[Stored records]
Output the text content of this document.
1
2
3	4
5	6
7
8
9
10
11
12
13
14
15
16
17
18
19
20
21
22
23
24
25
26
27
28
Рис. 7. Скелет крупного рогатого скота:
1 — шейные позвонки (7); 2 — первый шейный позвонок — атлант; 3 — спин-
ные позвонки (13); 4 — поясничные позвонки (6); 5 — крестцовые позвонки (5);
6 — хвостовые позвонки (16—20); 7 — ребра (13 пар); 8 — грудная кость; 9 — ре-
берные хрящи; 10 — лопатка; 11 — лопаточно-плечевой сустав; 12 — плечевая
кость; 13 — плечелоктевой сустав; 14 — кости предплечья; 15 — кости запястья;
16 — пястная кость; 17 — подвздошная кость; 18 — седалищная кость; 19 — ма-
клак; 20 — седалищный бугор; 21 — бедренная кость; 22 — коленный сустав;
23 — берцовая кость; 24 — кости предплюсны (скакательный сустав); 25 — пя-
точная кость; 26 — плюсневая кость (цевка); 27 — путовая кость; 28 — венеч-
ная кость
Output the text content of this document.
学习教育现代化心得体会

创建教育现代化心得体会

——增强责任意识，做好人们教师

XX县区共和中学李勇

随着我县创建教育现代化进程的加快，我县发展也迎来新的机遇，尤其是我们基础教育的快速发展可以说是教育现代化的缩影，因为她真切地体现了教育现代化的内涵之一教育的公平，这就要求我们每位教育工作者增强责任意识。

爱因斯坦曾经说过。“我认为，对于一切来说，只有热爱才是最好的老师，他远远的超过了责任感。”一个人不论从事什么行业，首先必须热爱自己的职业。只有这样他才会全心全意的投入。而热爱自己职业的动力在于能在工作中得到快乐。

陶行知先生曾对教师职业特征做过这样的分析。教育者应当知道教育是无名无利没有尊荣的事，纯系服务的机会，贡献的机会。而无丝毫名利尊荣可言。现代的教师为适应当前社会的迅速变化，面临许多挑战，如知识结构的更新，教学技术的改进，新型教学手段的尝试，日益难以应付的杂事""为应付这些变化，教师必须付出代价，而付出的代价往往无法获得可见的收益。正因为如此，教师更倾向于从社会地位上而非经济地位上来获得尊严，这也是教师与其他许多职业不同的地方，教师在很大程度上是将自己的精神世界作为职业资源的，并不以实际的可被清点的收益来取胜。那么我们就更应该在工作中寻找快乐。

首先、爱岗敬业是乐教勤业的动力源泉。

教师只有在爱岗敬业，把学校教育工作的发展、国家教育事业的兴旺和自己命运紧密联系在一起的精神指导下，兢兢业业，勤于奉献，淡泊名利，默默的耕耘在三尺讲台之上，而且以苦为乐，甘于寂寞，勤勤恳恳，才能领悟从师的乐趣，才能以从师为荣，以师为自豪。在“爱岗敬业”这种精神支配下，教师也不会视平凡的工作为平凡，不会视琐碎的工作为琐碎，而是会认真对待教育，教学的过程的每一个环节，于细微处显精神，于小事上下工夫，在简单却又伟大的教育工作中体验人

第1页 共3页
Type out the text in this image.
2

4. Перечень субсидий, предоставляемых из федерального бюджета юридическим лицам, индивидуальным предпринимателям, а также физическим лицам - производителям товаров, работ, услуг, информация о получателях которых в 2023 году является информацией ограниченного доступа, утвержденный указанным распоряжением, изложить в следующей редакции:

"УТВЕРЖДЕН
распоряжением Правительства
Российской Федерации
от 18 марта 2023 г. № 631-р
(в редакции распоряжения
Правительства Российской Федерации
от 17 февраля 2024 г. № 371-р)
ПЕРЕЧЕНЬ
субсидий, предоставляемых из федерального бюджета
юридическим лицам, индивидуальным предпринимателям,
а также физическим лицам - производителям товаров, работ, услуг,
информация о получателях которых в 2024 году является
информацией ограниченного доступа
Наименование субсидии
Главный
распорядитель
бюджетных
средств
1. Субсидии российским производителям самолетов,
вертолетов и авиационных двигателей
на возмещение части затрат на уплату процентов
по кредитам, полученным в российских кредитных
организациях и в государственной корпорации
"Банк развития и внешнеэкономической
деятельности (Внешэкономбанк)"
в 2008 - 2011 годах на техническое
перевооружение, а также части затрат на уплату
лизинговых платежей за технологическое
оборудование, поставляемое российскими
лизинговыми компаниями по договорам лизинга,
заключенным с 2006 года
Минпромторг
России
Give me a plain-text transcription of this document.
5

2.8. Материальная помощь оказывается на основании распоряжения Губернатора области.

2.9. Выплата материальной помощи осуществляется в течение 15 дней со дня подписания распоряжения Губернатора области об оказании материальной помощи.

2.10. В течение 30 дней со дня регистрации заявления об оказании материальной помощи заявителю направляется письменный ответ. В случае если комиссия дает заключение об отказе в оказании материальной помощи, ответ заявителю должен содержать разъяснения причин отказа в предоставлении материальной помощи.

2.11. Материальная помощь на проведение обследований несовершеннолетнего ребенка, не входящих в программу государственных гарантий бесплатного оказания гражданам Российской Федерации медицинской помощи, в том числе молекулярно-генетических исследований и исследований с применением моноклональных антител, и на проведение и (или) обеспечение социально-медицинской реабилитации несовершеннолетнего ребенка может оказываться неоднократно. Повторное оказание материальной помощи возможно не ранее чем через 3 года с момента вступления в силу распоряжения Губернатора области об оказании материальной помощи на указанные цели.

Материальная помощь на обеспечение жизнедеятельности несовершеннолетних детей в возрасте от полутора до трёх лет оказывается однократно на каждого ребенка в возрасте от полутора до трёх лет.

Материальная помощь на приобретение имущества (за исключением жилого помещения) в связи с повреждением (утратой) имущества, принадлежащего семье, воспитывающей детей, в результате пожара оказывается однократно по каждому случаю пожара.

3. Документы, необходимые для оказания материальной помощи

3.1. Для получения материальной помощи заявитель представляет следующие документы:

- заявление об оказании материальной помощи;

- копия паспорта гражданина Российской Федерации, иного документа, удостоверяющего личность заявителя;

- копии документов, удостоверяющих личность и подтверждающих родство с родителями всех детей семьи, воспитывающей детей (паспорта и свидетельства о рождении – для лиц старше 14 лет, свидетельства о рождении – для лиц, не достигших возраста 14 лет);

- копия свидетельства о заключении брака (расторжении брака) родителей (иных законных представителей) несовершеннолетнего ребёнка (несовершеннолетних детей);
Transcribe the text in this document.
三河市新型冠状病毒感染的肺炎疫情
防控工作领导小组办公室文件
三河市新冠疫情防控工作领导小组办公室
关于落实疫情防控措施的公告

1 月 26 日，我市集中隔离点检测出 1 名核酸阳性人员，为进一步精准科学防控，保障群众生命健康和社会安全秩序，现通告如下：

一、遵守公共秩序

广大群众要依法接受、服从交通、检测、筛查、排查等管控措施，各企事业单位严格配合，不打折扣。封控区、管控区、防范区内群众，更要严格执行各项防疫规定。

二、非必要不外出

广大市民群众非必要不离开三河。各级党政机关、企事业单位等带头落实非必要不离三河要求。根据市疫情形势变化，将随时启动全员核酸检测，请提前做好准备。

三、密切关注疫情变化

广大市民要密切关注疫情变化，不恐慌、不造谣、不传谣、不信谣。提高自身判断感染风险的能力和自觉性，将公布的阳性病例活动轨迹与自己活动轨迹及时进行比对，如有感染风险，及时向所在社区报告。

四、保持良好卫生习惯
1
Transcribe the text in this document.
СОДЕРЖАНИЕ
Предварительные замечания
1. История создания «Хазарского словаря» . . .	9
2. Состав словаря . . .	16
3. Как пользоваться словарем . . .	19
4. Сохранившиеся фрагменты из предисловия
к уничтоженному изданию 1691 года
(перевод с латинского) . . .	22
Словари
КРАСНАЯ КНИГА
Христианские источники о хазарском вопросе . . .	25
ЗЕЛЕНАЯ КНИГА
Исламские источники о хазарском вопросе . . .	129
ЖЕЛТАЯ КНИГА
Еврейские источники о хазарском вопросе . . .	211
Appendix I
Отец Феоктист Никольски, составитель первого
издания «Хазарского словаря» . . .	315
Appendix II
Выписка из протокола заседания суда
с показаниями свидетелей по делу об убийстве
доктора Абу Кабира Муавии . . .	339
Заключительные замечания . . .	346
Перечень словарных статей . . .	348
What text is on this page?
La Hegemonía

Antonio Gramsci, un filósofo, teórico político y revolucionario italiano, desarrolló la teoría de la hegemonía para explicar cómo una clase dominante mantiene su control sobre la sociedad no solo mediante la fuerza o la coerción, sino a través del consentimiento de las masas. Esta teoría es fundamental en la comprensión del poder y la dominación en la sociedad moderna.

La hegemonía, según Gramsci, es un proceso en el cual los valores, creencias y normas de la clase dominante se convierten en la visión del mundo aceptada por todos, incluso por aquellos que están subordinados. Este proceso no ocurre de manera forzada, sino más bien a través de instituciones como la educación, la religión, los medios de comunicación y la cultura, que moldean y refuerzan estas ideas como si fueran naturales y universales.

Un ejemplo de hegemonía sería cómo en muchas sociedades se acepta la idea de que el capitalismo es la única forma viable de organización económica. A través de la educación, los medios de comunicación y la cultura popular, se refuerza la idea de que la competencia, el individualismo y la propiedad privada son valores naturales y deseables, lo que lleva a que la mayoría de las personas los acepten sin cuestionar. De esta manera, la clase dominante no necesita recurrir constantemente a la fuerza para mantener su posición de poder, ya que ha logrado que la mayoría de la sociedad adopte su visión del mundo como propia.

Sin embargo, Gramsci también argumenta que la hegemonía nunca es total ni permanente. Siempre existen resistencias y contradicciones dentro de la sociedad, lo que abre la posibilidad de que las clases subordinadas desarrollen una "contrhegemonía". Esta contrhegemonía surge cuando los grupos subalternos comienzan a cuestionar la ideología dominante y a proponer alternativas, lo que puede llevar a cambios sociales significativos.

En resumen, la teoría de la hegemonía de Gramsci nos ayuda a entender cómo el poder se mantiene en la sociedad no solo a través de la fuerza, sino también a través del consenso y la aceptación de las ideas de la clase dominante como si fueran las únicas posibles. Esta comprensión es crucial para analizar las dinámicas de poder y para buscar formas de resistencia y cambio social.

AIM: Using the records above, select and copy every line that has the word "информация".

TASK ANSWER:
4. Перечень субсидий, предоставляемых из федерального бюджета юридическим лицам, индивидуальным предпринимателям, а также физическим лицам - производителям товаров, работ, услуг, информация о получателях которых в 2023 году является информацией ограниченного доступа, утвержденный указанным распоряжением, изложить в следующей редакции:
информация о получателях которых в 2024 году является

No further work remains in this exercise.